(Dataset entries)
- - -

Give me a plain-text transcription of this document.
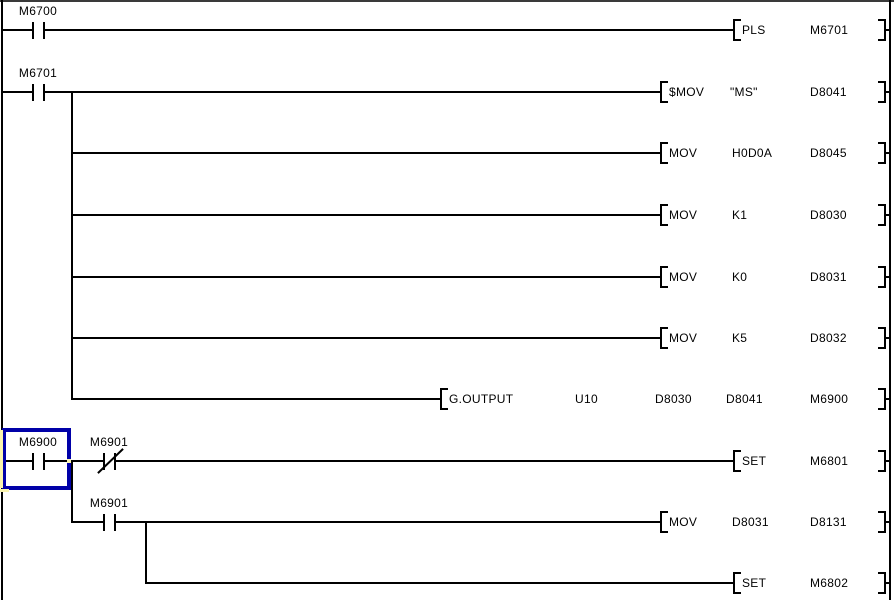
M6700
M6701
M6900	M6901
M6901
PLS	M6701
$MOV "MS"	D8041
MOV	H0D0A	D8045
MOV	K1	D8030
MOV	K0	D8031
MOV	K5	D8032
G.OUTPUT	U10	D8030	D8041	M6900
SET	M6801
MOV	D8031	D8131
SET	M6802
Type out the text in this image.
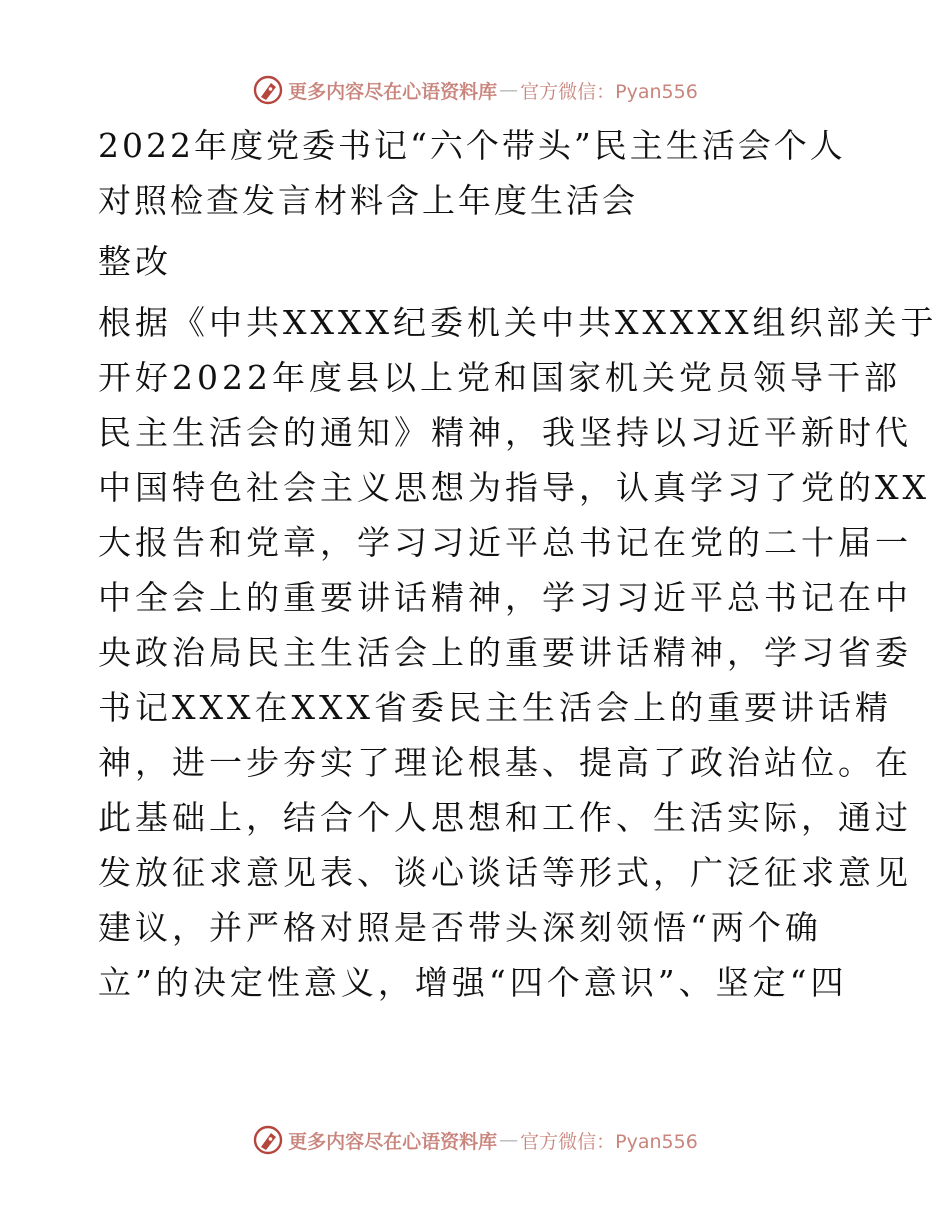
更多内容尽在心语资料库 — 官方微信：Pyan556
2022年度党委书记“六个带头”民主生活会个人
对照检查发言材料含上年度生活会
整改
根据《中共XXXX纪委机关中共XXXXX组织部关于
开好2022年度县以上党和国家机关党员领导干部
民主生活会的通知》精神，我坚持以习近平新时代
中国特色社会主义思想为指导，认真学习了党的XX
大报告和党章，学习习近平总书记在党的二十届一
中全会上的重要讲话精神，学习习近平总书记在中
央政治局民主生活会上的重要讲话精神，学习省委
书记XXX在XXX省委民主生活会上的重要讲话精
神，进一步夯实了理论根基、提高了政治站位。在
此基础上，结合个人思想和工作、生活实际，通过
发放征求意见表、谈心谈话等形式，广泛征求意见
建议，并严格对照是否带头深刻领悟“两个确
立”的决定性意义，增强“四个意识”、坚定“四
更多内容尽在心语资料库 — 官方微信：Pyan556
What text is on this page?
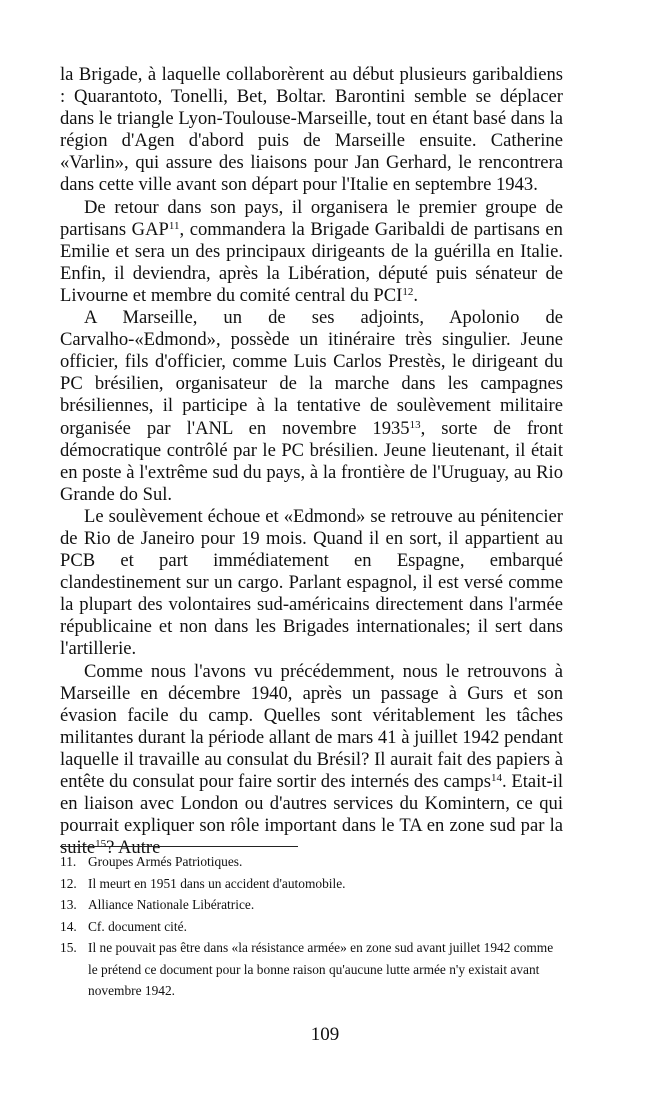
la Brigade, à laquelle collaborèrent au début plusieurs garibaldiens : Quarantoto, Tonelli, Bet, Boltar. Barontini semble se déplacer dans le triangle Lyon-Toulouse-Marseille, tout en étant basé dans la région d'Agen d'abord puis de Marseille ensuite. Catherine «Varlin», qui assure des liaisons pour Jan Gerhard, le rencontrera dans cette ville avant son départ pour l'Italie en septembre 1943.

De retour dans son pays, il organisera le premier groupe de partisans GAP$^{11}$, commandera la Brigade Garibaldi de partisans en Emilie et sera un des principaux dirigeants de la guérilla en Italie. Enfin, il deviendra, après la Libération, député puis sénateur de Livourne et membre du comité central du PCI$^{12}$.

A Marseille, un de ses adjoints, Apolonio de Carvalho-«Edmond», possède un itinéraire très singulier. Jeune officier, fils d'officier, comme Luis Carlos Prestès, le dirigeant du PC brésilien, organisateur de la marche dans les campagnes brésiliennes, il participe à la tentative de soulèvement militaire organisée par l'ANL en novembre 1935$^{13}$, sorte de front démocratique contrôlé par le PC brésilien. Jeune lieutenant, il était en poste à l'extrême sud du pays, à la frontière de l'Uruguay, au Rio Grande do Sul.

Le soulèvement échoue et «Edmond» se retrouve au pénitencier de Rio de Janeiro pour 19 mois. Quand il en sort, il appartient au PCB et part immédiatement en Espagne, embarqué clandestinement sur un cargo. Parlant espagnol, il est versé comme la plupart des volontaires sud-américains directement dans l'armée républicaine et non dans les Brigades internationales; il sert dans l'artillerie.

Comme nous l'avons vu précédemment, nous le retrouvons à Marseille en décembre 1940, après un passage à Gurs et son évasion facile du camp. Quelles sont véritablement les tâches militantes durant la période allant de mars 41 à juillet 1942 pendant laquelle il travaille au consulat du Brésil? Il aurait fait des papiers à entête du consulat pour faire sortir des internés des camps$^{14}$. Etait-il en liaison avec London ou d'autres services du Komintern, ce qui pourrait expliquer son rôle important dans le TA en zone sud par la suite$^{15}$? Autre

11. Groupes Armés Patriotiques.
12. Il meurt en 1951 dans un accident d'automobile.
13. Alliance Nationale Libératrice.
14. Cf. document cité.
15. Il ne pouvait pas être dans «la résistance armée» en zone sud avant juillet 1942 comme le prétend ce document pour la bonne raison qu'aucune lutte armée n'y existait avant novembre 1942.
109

- - -

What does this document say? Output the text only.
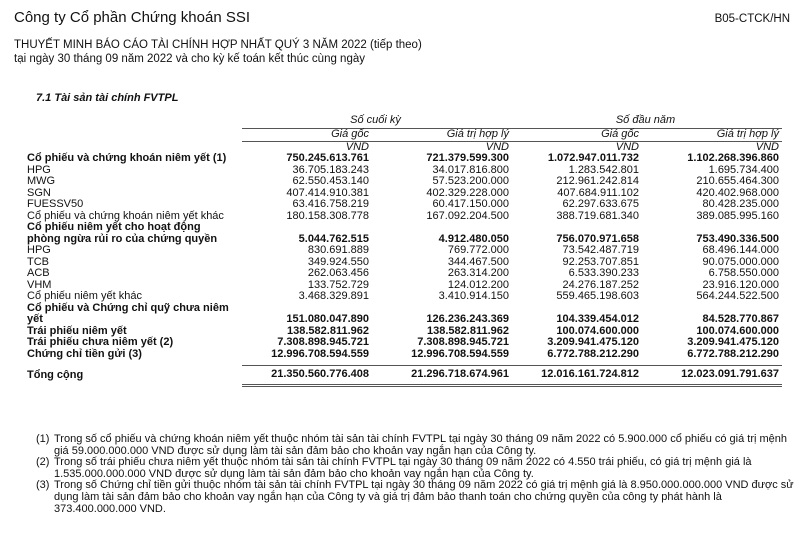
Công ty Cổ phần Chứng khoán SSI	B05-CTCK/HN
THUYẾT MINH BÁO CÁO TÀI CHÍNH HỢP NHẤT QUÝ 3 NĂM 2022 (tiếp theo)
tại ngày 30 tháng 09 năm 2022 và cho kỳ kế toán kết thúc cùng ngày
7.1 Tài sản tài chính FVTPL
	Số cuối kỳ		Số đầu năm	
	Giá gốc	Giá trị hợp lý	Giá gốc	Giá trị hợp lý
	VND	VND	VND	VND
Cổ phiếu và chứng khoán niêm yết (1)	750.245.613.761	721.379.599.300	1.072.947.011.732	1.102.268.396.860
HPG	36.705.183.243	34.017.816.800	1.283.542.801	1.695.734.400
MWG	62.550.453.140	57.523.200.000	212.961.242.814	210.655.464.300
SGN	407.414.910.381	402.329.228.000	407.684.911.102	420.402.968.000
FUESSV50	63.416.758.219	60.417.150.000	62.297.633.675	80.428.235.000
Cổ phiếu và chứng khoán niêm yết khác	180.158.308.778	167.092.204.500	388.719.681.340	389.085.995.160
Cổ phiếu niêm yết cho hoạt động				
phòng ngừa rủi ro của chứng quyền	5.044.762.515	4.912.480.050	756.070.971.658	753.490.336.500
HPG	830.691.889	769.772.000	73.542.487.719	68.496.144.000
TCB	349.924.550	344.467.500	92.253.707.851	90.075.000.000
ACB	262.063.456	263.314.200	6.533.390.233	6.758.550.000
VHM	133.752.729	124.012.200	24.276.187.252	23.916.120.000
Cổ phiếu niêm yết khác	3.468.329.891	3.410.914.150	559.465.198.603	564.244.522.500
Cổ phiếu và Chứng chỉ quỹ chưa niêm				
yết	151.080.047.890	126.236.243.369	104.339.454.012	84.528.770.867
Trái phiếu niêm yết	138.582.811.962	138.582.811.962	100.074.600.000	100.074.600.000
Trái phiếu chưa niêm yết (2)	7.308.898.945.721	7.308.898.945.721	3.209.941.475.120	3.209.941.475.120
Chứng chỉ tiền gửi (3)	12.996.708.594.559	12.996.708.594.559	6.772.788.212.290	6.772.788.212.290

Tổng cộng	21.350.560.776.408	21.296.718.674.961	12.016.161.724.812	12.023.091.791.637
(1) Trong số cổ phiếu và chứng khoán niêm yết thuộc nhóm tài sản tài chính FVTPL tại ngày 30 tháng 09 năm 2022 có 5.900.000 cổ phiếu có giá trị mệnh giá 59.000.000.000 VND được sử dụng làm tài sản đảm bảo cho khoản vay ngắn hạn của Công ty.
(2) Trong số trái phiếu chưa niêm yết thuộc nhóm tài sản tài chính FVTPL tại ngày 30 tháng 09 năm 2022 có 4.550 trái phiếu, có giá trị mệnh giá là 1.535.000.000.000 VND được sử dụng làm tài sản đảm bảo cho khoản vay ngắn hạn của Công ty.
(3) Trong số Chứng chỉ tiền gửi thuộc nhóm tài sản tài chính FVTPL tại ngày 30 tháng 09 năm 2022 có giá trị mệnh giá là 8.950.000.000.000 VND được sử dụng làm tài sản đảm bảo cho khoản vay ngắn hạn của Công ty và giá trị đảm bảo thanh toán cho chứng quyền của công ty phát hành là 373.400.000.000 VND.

- - -

# Stated exercise:
The answer must consist solely of the number of lines in the entries that contain the word "juillet".

# Answer to the problem:
2